- _Given exercise_
Every record must appear in your copy exactly as written, with no pictures.

- _Dataset content_
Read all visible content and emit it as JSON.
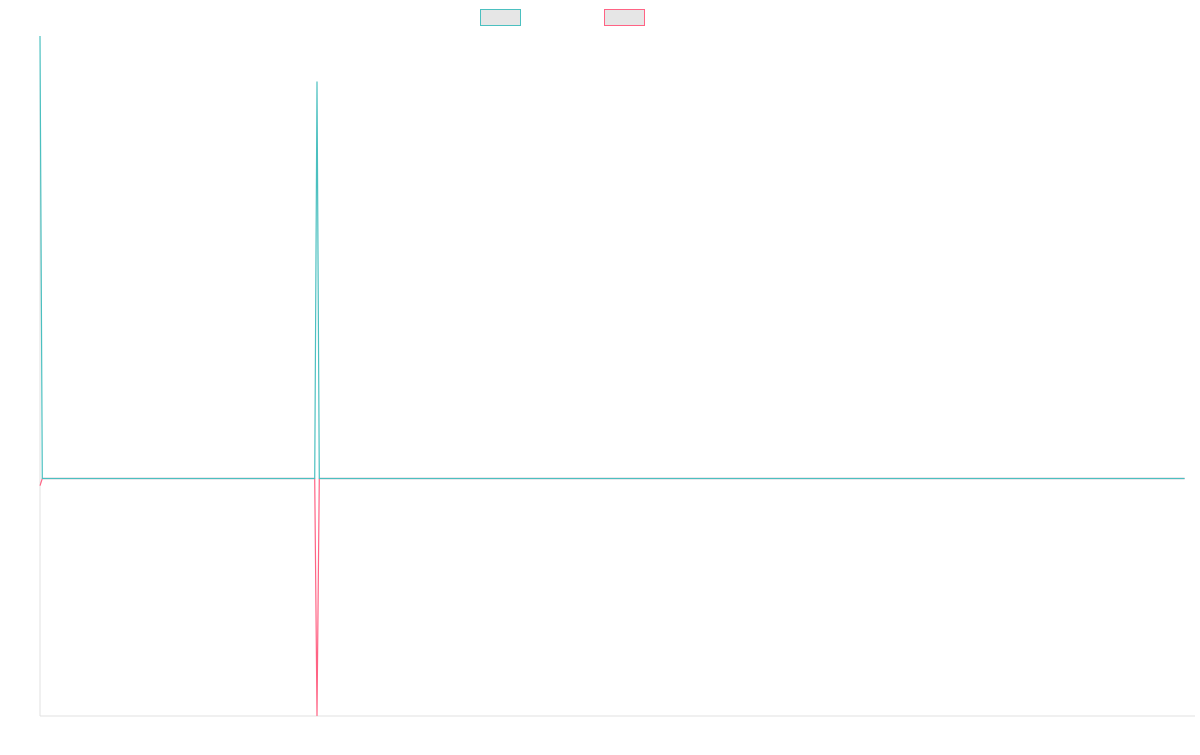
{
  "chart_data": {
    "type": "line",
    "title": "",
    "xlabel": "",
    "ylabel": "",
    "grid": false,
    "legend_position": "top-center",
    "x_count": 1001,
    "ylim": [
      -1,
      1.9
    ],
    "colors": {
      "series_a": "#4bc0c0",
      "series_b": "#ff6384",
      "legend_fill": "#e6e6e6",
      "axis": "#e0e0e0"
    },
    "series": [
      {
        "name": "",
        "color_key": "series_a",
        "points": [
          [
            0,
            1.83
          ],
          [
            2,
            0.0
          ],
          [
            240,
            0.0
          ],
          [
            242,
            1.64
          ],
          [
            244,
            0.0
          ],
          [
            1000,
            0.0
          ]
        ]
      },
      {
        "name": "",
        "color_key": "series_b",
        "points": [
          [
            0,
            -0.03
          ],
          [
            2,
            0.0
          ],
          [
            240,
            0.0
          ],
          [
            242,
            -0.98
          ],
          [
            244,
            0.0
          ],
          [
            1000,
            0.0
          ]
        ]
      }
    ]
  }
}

- _Solution to the problem_
Read all visible content and emit it as JSON.
{
  "chart_data": {
    "type": "line",
    "title": "",
    "xlabel": "",
    "ylabel": "",
    "grid": false,
    "legend_position": "top-center",
    "x_count": 1001,
    "ylim": [
      -1,
      1.9
    ],
    "colors": {
      "series_a": "#4bc0c0",
      "series_b": "#ff6384",
      "legend_fill": "#e6e6e6",
      "axis": "#e0e0e0"
    },
    "series": [
      {
        "name": "",
        "color_key": "series_a",
        "points": [
          [
            0,
            1.83
          ],
          [
            2,
            0.0
          ],
          [
            240,
            0.0
          ],
          [
            242,
            1.64
          ],
          [
            244,
            0.0
          ],
          [
            1000,
            0.0
          ]
        ]
      },
      {
        "name": "",
        "color_key": "series_b",
        "points": [
          [
            0,
            -0.03
          ],
          [
            2,
            0.0
          ],
          [
            240,
            0.0
          ],
          [
            242,
            -0.98
          ],
          [
            244,
            0.0
          ],
          [
            1000,
            0.0
          ]
        ]
      }
    ]
  }
}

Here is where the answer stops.